* **Task**: Repeat every record below exactly, omitting any pictures.

* **Figure dataset records**:

--*--

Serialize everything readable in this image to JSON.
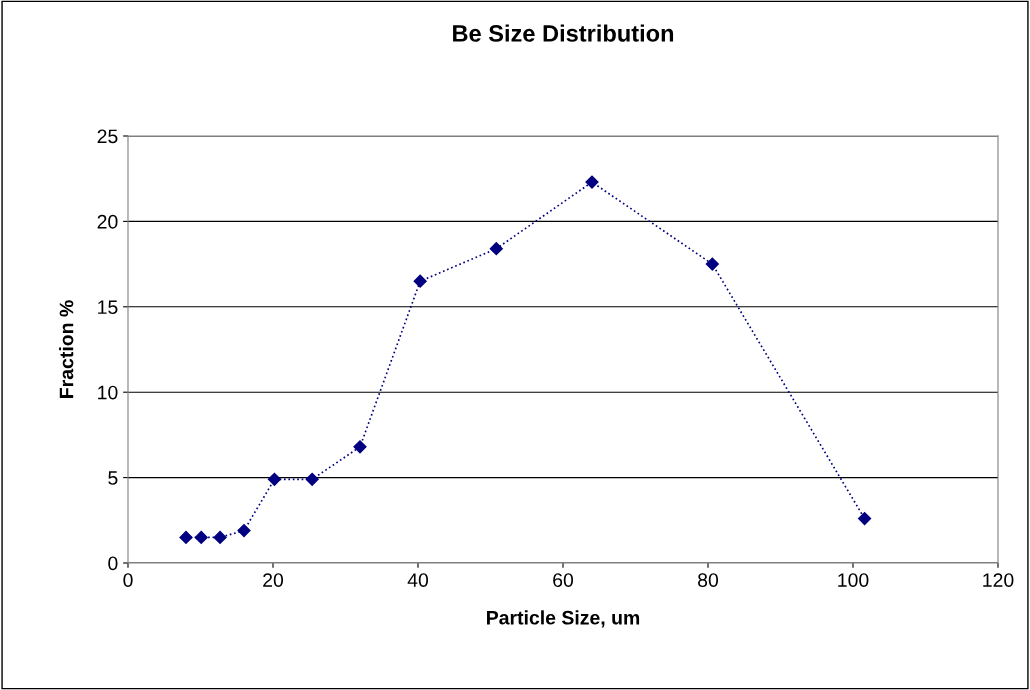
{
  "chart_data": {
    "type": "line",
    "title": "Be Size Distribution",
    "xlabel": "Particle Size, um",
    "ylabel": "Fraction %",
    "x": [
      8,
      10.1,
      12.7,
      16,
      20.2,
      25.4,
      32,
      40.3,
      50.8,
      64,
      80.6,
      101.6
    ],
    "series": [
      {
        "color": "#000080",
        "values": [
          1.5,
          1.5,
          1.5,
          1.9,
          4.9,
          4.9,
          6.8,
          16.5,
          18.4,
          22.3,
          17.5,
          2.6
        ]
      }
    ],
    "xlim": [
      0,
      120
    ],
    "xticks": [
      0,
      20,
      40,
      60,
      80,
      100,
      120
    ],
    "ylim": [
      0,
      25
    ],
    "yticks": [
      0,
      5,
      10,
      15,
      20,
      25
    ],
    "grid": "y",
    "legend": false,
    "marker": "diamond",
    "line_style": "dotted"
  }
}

--*--

* **Output for this exercise**:
Serialize everything readable in this image to JSON.
{
  "chart_data": {
    "type": "line",
    "title": "Be Size Distribution",
    "xlabel": "Particle Size, um",
    "ylabel": "Fraction %",
    "x": [
      8,
      10.1,
      12.7,
      16,
      20.2,
      25.4,
      32,
      40.3,
      50.8,
      64,
      80.6,
      101.6
    ],
    "series": [
      {
        "color": "#000080",
        "values": [
          1.5,
          1.5,
          1.5,
          1.9,
          4.9,
          4.9,
          6.8,
          16.5,
          18.4,
          22.3,
          17.5,
          2.6
        ]
      }
    ],
    "xlim": [
      0,
      120
    ],
    "xticks": [
      0,
      20,
      40,
      60,
      80,
      100,
      120
    ],
    "ylim": [
      0,
      25
    ],
    "yticks": [
      0,
      5,
      10,
      15,
      20,
      25
    ],
    "grid": "y",
    "legend": false,
    "marker": "diamond",
    "line_style": "dotted"
  }
}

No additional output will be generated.